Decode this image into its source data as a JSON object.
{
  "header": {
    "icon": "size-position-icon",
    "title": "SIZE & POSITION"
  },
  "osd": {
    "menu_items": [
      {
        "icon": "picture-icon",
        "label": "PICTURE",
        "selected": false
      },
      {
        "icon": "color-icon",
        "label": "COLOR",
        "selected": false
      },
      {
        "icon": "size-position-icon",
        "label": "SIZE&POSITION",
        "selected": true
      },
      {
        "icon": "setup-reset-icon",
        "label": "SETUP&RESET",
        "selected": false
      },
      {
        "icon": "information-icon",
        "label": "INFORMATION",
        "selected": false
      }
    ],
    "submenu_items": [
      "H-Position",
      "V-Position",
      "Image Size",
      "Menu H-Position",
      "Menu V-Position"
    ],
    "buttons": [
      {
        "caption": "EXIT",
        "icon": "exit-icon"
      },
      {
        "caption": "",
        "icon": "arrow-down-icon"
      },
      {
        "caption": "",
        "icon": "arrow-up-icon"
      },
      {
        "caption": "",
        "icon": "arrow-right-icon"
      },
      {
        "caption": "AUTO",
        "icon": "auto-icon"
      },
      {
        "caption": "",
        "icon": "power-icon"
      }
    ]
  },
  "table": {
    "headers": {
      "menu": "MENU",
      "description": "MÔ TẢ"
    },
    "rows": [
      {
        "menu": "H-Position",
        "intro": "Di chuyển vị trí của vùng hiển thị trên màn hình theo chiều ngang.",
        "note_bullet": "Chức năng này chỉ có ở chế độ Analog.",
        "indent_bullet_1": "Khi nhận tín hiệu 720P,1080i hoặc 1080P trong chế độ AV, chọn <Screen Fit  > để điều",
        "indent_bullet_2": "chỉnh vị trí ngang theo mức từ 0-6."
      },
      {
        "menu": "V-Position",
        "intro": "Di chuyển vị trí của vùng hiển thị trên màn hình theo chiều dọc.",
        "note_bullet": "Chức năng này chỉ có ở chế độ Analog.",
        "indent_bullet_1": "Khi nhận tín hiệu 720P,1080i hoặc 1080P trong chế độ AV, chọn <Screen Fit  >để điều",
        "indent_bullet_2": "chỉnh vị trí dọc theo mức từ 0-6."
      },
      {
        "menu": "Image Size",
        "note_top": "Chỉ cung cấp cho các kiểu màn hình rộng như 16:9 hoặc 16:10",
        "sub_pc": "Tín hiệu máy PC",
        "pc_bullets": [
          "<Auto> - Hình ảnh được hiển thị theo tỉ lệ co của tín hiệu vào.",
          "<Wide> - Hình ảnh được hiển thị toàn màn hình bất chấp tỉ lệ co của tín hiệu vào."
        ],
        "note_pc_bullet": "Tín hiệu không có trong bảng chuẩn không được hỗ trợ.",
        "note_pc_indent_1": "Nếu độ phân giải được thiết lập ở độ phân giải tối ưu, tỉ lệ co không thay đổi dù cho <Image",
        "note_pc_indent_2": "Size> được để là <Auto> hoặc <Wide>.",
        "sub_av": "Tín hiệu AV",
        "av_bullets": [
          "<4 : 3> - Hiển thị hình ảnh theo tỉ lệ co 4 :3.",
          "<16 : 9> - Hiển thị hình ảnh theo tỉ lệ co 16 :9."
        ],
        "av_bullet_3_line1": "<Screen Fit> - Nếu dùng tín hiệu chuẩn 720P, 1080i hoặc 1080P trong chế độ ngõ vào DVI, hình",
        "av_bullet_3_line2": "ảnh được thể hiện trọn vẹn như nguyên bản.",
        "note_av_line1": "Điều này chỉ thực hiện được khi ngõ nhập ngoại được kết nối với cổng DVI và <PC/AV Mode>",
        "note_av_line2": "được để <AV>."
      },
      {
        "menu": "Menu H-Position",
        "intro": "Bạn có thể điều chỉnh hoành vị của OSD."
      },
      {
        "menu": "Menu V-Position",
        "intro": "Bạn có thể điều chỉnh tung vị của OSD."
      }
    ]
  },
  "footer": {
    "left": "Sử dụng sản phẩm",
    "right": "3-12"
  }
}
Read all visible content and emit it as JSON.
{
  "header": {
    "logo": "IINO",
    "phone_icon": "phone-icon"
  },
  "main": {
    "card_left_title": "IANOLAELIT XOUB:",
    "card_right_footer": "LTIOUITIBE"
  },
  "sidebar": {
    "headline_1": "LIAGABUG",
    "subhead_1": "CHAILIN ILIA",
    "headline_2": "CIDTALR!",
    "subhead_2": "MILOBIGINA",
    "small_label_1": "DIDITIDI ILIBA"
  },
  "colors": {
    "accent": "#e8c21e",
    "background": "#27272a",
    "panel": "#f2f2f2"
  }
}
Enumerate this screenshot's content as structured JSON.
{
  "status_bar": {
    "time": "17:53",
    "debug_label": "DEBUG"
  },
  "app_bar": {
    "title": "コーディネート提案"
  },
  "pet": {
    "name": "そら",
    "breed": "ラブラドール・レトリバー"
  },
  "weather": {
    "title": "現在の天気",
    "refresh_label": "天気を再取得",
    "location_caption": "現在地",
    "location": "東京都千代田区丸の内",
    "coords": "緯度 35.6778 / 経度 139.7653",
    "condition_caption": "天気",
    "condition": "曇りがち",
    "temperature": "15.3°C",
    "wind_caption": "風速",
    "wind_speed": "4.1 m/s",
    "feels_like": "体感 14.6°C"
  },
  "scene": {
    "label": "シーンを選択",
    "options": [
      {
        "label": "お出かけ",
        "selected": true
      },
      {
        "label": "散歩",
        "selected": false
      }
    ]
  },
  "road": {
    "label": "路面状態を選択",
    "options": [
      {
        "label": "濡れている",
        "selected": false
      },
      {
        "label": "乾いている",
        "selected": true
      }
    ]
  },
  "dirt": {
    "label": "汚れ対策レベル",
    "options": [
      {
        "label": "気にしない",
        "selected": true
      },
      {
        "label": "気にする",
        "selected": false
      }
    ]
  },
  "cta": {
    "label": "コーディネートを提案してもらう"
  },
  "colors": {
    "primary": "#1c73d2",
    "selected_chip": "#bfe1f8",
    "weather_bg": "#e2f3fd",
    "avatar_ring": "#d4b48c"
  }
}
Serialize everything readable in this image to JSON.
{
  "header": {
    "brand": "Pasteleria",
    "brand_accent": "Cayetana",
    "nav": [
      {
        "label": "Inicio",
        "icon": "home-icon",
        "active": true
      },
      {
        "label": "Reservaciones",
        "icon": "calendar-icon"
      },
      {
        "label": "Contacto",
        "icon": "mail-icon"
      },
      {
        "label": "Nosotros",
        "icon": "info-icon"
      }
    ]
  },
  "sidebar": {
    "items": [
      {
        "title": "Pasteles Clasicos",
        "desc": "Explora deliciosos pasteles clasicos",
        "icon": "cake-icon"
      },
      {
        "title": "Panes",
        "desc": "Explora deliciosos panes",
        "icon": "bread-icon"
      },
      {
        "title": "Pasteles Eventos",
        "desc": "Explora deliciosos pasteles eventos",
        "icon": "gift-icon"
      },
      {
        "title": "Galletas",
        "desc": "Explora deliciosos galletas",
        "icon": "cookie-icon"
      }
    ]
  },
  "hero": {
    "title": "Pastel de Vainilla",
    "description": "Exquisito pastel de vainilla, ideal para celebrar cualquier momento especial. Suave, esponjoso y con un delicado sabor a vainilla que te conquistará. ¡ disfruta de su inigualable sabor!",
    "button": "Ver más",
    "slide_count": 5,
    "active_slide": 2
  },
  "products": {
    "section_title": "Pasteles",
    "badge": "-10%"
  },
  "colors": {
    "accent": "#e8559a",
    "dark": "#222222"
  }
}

Exercise: Make an exact copy of the material above.

Task response:
Decode this image into its source data as a JSON object.
{
  "header": {
    "icon": "size-position-icon",
    "title": "SIZE & POSITION"
  },
  "osd": {
    "menu_items": [
      {
        "icon": "picture-icon",
        "label": "PICTURE",
        "selected": false
      },
      {
        "icon": "color-icon",
        "label": "COLOR",
        "selected": false
      },
      {
        "icon": "size-position-icon",
        "label": "SIZE&POSITION",
        "selected": true
      },
      {
        "icon": "setup-reset-icon",
        "label": "SETUP&RESET",
        "selected": false
      },
      {
        "icon": "information-icon",
        "label": "INFORMATION",
        "selected": false
      }
    ],
    "submenu_items": [
      "H-Position",
      "V-Position",
      "Image Size",
      "Menu H-Position",
      "Menu V-Position"
    ],
    "buttons": [
      {
        "caption": "EXIT",
        "icon": "exit-icon"
      },
      {
        "caption": "",
        "icon": "arrow-down-icon"
      },
      {
        "caption": "",
        "icon": "arrow-up-icon"
      },
      {
        "caption": "",
        "icon": "arrow-right-icon"
      },
      {
        "caption": "AUTO",
        "icon": "auto-icon"
      },
      {
        "caption": "",
        "icon": "power-icon"
      }
    ]
  },
  "table": {
    "headers": {
      "menu": "MENU",
      "description": "MÔ TẢ"
    },
    "rows": [
      {
        "menu": "H-Position",
        "intro": "Di chuyển vị trí của vùng hiển thị trên màn hình theo chiều ngang.",
        "note_bullet": "Chức năng này chỉ có ở chế độ Analog.",
        "indent_bullet_1": "Khi nhận tín hiệu 720P,1080i hoặc 1080P trong chế độ AV, chọn <Screen Fit  > để điều",
        "indent_bullet_2": "chỉnh vị trí ngang theo mức từ 0-6."
      },
      {
        "menu": "V-Position",
        "intro": "Di chuyển vị trí của vùng hiển thị trên màn hình theo chiều dọc.",
        "note_bullet": "Chức năng này chỉ có ở chế độ Analog.",
        "indent_bullet_1": "Khi nhận tín hiệu 720P,1080i hoặc 1080P trong chế độ AV, chọn <Screen Fit  >để điều",
        "indent_bullet_2": "chỉnh vị trí dọc theo mức từ 0-6."
      },
      {
        "menu": "Image Size",
        "note_top": "Chỉ cung cấp cho các kiểu màn hình rộng như 16:9 hoặc 16:10",
        "sub_pc": "Tín hiệu máy PC",
        "pc_bullets": [
          "<Auto> - Hình ảnh được hiển thị theo tỉ lệ co của tín hiệu vào.",
          "<Wide> - Hình ảnh được hiển thị toàn màn hình bất chấp tỉ lệ co của tín hiệu vào."
        ],
        "note_pc_bullet": "Tín hiệu không có trong bảng chuẩn không được hỗ trợ.",
        "note_pc_indent_1": "Nếu độ phân giải được thiết lập ở độ phân giải tối ưu, tỉ lệ co không thay đổi dù cho <Image",
        "note_pc_indent_2": "Size> được để là <Auto> hoặc <Wide>.",
        "sub_av": "Tín hiệu AV",
        "av_bullets": [
          "<4 : 3> - Hiển thị hình ảnh theo tỉ lệ co 4 :3.",
          "<16 : 9> - Hiển thị hình ảnh theo tỉ lệ co 16 :9."
        ],
        "av_bullet_3_line1": "<Screen Fit> - Nếu dùng tín hiệu chuẩn 720P, 1080i hoặc 1080P trong chế độ ngõ vào DVI, hình",
        "av_bullet_3_line2": "ảnh được thể hiện trọn vẹn như nguyên bản.",
        "note_av_line1": "Điều này chỉ thực hiện được khi ngõ nhập ngoại được kết nối với cổng DVI và <PC/AV Mode>",
        "note_av_line2": "được để <AV>."
      },
      {
        "menu": "Menu H-Position",
        "intro": "Bạn có thể điều chỉnh hoành vị của OSD."
      },
      {
        "menu": "Menu V-Position",
        "intro": "Bạn có thể điều chỉnh tung vị của OSD."
      }
    ]
  },
  "footer": {
    "left": "Sử dụng sản phẩm",
    "right": "3-12"
  }
}
Read all visible content and emit it as JSON.
{
  "header": {
    "logo": "IINO",
    "phone_icon": "phone-icon"
  },
  "main": {
    "card_left_title": "IANOLAELIT XOUB:",
    "card_right_footer": "LTIOUITIBE"
  },
  "sidebar": {
    "headline_1": "LIAGABUG",
    "subhead_1": "CHAILIN ILIA",
    "headline_2": "CIDTALR!",
    "subhead_2": "MILOBIGINA",
    "small_label_1": "DIDITIDI ILIBA"
  },
  "colors": {
    "accent": "#e8c21e",
    "background": "#27272a",
    "panel": "#f2f2f2"
  }
}
Enumerate this screenshot's content as structured JSON.
{
  "status_bar": {
    "time": "17:53",
    "debug_label": "DEBUG"
  },
  "app_bar": {
    "title": "コーディネート提案"
  },
  "pet": {
    "name": "そら",
    "breed": "ラブラドール・レトリバー"
  },
  "weather": {
    "title": "現在の天気",
    "refresh_label": "天気を再取得",
    "location_caption": "現在地",
    "location": "東京都千代田区丸の内",
    "coords": "緯度 35.6778 / 経度 139.7653",
    "condition_caption": "天気",
    "condition": "曇りがち",
    "temperature": "15.3°C",
    "wind_caption": "風速",
    "wind_speed": "4.1 m/s",
    "feels_like": "体感 14.6°C"
  },
  "scene": {
    "label": "シーンを選択",
    "options": [
      {
        "label": "お出かけ",
        "selected": true
      },
      {
        "label": "散歩",
        "selected": false
      }
    ]
  },
  "road": {
    "label": "路面状態を選択",
    "options": [
      {
        "label": "濡れている",
        "selected": false
      },
      {
        "label": "乾いている",
        "selected": true
      }
    ]
  },
  "dirt": {
    "label": "汚れ対策レベル",
    "options": [
      {
        "label": "気にしない",
        "selected": true
      },
      {
        "label": "気にする",
        "selected": false
      }
    ]
  },
  "cta": {
    "label": "コーディネートを提案してもらう"
  },
  "colors": {
    "primary": "#1c73d2",
    "selected_chip": "#bfe1f8",
    "weather_bg": "#e2f3fd",
    "avatar_ring": "#d4b48c"
  }
}
Serialize everything readable in this image to JSON.
{
  "header": {
    "brand": "Pasteleria",
    "brand_accent": "Cayetana",
    "nav": [
      {
        "label": "Inicio",
        "icon": "home-icon",
        "active": true
      },
      {
        "label": "Reservaciones",
        "icon": "calendar-icon"
      },
      {
        "label": "Contacto",
        "icon": "mail-icon"
      },
      {
        "label": "Nosotros",
        "icon": "info-icon"
      }
    ]
  },
  "sidebar": {
    "items": [
      {
        "title": "Pasteles Clasicos",
        "desc": "Explora deliciosos pasteles clasicos",
        "icon": "cake-icon"
      },
      {
        "title": "Panes",
        "desc": "Explora deliciosos panes",
        "icon": "bread-icon"
      },
      {
        "title": "Pasteles Eventos",
        "desc": "Explora deliciosos pasteles eventos",
        "icon": "gift-icon"
      },
      {
        "title": "Galletas",
        "desc": "Explora deliciosos galletas",
        "icon": "cookie-icon"
      }
    ]
  },
  "hero": {
    "title": "Pastel de Vainilla",
    "description": "Exquisito pastel de vainilla, ideal para celebrar cualquier momento especial. Suave, esponjoso y con un delicado sabor a vainilla que te conquistará. ¡ disfruta de su inigualable sabor!",
    "button": "Ver más",
    "slide_count": 5,
    "active_slide": 2
  },
  "products": {
    "section_title": "Pasteles",
    "badge": "-10%"
  },
  "colors": {
    "accent": "#e8559a",
    "dark": "#222222"
  }
}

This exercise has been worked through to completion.